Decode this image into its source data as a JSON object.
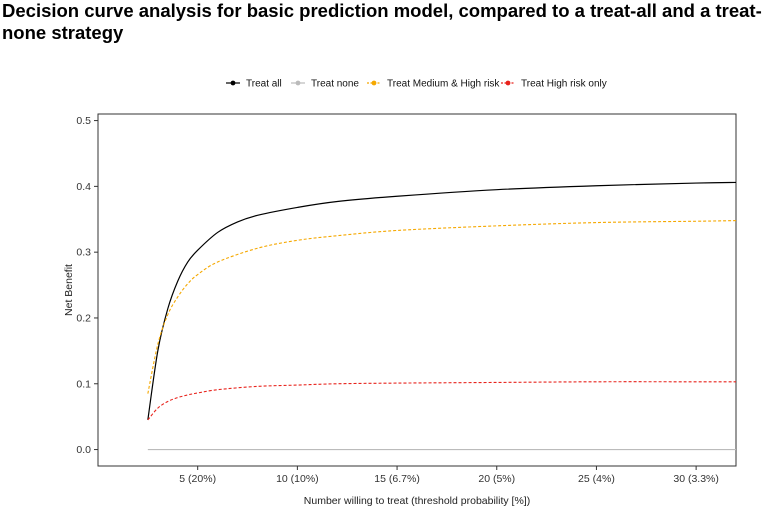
{
  "title": "Decision curve analysis for basic prediction model, compared to a treat-all and a treat-none strategy",
  "chart_data": {
    "type": "line",
    "title": "Decision curve analysis for basic prediction model, compared to a treat-all and a treat-none strategy",
    "xlabel": "Number willing to treat (threshold probability [%])",
    "ylabel": "Net Benefit",
    "xlim": [
      0,
      32
    ],
    "ylim": [
      -0.025,
      0.51
    ],
    "x_ticks": [
      5,
      10,
      15,
      20,
      25,
      30
    ],
    "x_tick_labels": [
      "5 (20%)",
      "10 (10%)",
      "15 (6.7%)",
      "20 (5%)",
      "25 (4%)",
      "30 (3.3%)"
    ],
    "y_ticks": [
      0.0,
      0.1,
      0.2,
      0.3,
      0.4,
      0.5
    ],
    "y_tick_labels": [
      "0.0",
      "0.1",
      "0.2",
      "0.3",
      "0.4",
      "0.5"
    ],
    "legend_position": "top",
    "series": [
      {
        "name": "Treat all",
        "color": "#000000",
        "dash": "solid",
        "x": [
          2.5,
          3,
          3.5,
          4,
          4.5,
          5,
          6,
          7,
          8,
          10,
          12,
          15,
          20,
          25,
          30,
          32
        ],
        "y": [
          0.045,
          0.15,
          0.214,
          0.256,
          0.285,
          0.303,
          0.33,
          0.346,
          0.356,
          0.368,
          0.377,
          0.385,
          0.395,
          0.401,
          0.405,
          0.406
        ]
      },
      {
        "name": "Treat none",
        "color": "#bbbbbb",
        "dash": "solid",
        "x": [
          2.5,
          32
        ],
        "y": [
          0.0,
          0.0
        ]
      },
      {
        "name": "Treat Medium & High risk",
        "color": "#f5a800",
        "dash": "dashed",
        "x": [
          2.5,
          3,
          3.5,
          4,
          4.5,
          5,
          6,
          8,
          10,
          12,
          15,
          20,
          25,
          30,
          32
        ],
        "y": [
          0.085,
          0.16,
          0.205,
          0.232,
          0.252,
          0.266,
          0.285,
          0.306,
          0.318,
          0.325,
          0.333,
          0.34,
          0.345,
          0.347,
          0.348
        ]
      },
      {
        "name": "Treat High risk only",
        "color": "#e8231c",
        "dash": "dashed",
        "x": [
          2.5,
          3,
          3.5,
          4,
          4.5,
          5,
          6,
          8,
          10,
          12,
          15,
          20,
          25,
          30,
          32
        ],
        "y": [
          0.045,
          0.063,
          0.073,
          0.079,
          0.083,
          0.086,
          0.091,
          0.096,
          0.098,
          0.1,
          0.101,
          0.102,
          0.103,
          0.103,
          0.103
        ]
      }
    ]
  }
}
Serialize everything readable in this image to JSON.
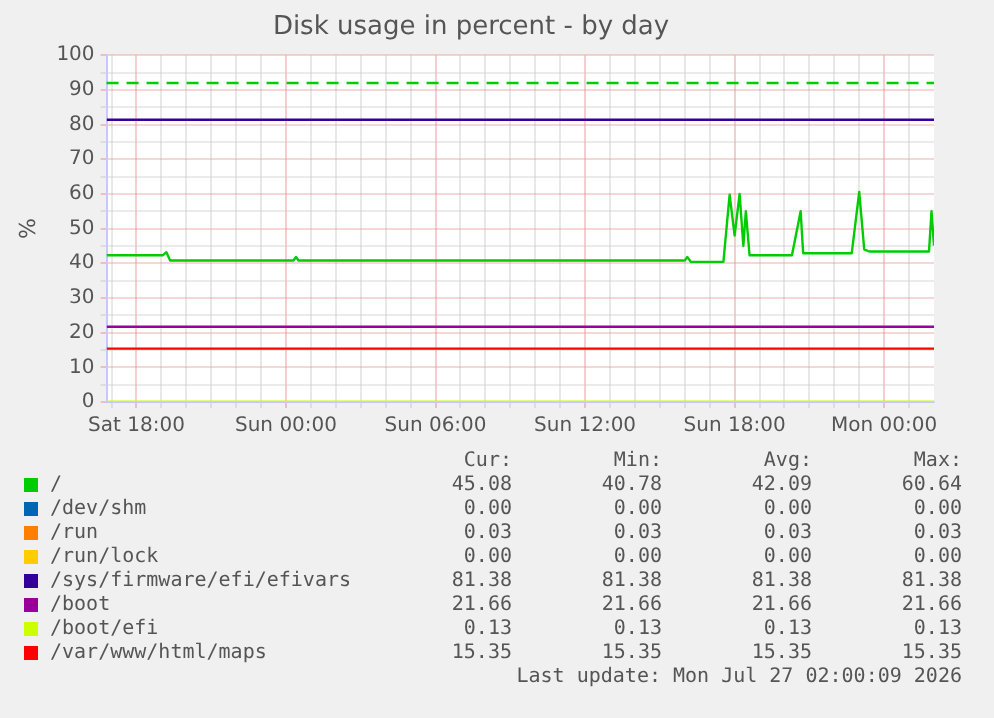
{
  "chart_data": {
    "type": "line",
    "title": "Disk usage in percent - by day",
    "ylabel": "%",
    "xlim": [
      "2026-07-25T16:48",
      "2026-07-27T02:00"
    ],
    "ylim": [
      0,
      100
    ],
    "xticks": [
      {
        "value": "2026-07-25T17:00",
        "label": null
      },
      {
        "value": "2026-07-25T18:00",
        "label": "Sat 18:00"
      },
      {
        "value": "2026-07-25T19:00",
        "label": null
      },
      {
        "value": "2026-07-25T20:00",
        "label": null
      },
      {
        "value": "2026-07-25T21:00",
        "label": null
      },
      {
        "value": "2026-07-25T22:00",
        "label": null
      },
      {
        "value": "2026-07-25T23:00",
        "label": null
      },
      {
        "value": "2026-07-26T00:00",
        "label": "Sun 00:00"
      },
      {
        "value": "2026-07-26T01:00",
        "label": null
      },
      {
        "value": "2026-07-26T02:00",
        "label": null
      },
      {
        "value": "2026-07-26T03:00",
        "label": null
      },
      {
        "value": "2026-07-26T04:00",
        "label": null
      },
      {
        "value": "2026-07-26T05:00",
        "label": null
      },
      {
        "value": "2026-07-26T06:00",
        "label": "Sun 06:00"
      },
      {
        "value": "2026-07-26T07:00",
        "label": null
      },
      {
        "value": "2026-07-26T08:00",
        "label": null
      },
      {
        "value": "2026-07-26T09:00",
        "label": null
      },
      {
        "value": "2026-07-26T10:00",
        "label": null
      },
      {
        "value": "2026-07-26T11:00",
        "label": null
      },
      {
        "value": "2026-07-26T12:00",
        "label": "Sun 12:00"
      },
      {
        "value": "2026-07-26T13:00",
        "label": null
      },
      {
        "value": "2026-07-26T14:00",
        "label": null
      },
      {
        "value": "2026-07-26T15:00",
        "label": null
      },
      {
        "value": "2026-07-26T16:00",
        "label": null
      },
      {
        "value": "2026-07-26T17:00",
        "label": null
      },
      {
        "value": "2026-07-26T18:00",
        "label": "Sun 18:00"
      },
      {
        "value": "2026-07-26T19:00",
        "label": null
      },
      {
        "value": "2026-07-26T20:00",
        "label": null
      },
      {
        "value": "2026-07-26T21:00",
        "label": null
      },
      {
        "value": "2026-07-26T22:00",
        "label": null
      },
      {
        "value": "2026-07-26T23:00",
        "label": null
      },
      {
        "value": "2026-07-27T00:00",
        "label": "Mon 00:00"
      },
      {
        "value": "2026-07-27T01:00",
        "label": null
      }
    ],
    "yticks": [
      0,
      {
        "value": 5,
        "label": null
      },
      10,
      {
        "value": 15,
        "label": null
      },
      20,
      {
        "value": 25,
        "label": null
      },
      30,
      {
        "value": 35,
        "label": null
      },
      40,
      {
        "value": 45,
        "label": null
      },
      50,
      {
        "value": 55,
        "label": null
      },
      60,
      {
        "value": 65,
        "label": null
      },
      70,
      {
        "value": 75,
        "label": null
      },
      80,
      {
        "value": 85,
        "label": null
      },
      90,
      {
        "value": 95,
        "label": null
      },
      100
    ],
    "grid": true,
    "legend": "bottom",
    "ref_lines": [
      {
        "axis": "y",
        "value": 92,
        "color": "#00cc00",
        "line_style": "dashed"
      }
    ],
    "series": [
      {
        "name": "/",
        "color": "#00cc00",
        "x": [
          "2026-07-25T16:48",
          "2026-07-25T19:03",
          "2026-07-25T19:12",
          "2026-07-25T19:21",
          "2026-07-26T00:18",
          "2026-07-26T00:24",
          "2026-07-26T00:30",
          "2026-07-26T16:00",
          "2026-07-26T16:06",
          "2026-07-26T16:15",
          "2026-07-26T17:33",
          "2026-07-26T17:48",
          "2026-07-26T18:00",
          "2026-07-26T18:12",
          "2026-07-26T18:21",
          "2026-07-26T18:27",
          "2026-07-26T18:36",
          "2026-07-26T20:18",
          "2026-07-26T20:39",
          "2026-07-26T20:45",
          "2026-07-26T22:42",
          "2026-07-26T23:00",
          "2026-07-26T23:12",
          "2026-07-26T23:24",
          "2026-07-27T01:48",
          "2026-07-27T01:54",
          "2026-07-27T02:00"
        ],
        "values": [
          42.3,
          42.3,
          43.2,
          40.8,
          40.8,
          41.8,
          40.8,
          40.8,
          41.8,
          40.4,
          40.4,
          59.8,
          48,
          60,
          45,
          55,
          42.3,
          42.3,
          55,
          42.9,
          42.9,
          60.6,
          44,
          43.4,
          43.4,
          55,
          45.1
        ]
      },
      {
        "name": "/dev/shm",
        "color": "#0066b3",
        "values": [
          null
        ]
      },
      {
        "name": "/run",
        "color": "#ff8000",
        "values": [
          null
        ]
      },
      {
        "name": "/run/lock",
        "color": "#ffcc00",
        "values": [
          null
        ]
      },
      {
        "name": "/sys/firmware/efi/efivars",
        "color": "#330099",
        "x": [
          "2026-07-25T16:48",
          "2026-07-27T02:00"
        ],
        "values": [
          81.4,
          81.4
        ]
      },
      {
        "name": "/boot",
        "color": "#990099",
        "x": [
          "2026-07-25T16:48",
          "2026-07-27T02:00"
        ],
        "values": [
          21.7,
          21.7
        ]
      },
      {
        "name": "/boot/efi",
        "color": "#ccff00",
        "x": [
          "2026-07-25T16:48",
          "2026-07-27T02:00"
        ],
        "values": [
          0.1,
          0.1
        ]
      },
      {
        "name": "/var/www/html/maps",
        "color": "#ff0000",
        "x": [
          "2026-07-25T16:48",
          "2026-07-27T02:00"
        ],
        "values": [
          15.4,
          15.4
        ]
      }
    ],
    "annotations": [
      "Cur:",
      "Min:",
      "Avg:",
      "Max:",
      "45.08",
      "40.78",
      "42.09",
      "60.64",
      "0.00",
      "0.00",
      "0.00",
      "0.00",
      "0.03",
      "0.03",
      "0.03",
      "0.03",
      "0.00",
      "0.00",
      "0.00",
      "0.00",
      "81.38",
      "81.38",
      "81.38",
      "81.38",
      "21.66",
      "21.66",
      "21.66",
      "21.66",
      "0.13",
      "0.13",
      "0.13",
      "0.13",
      "15.35",
      "15.35",
      "15.35",
      "15.35",
      "Last update: Mon Jul 27 02:00:09 2026"
    ]
  }
}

● AIM OF THE EXERCISE
Extract every line containing the string "model" from the material.

● FINISHED EXERCISE
  "title": "Decision curve analysis for basic prediction model, compared to a treat-all and a treat-none strategy",
    "title": "Decision curve analysis for basic prediction model, compared to a treat-all and a treat-none strategy",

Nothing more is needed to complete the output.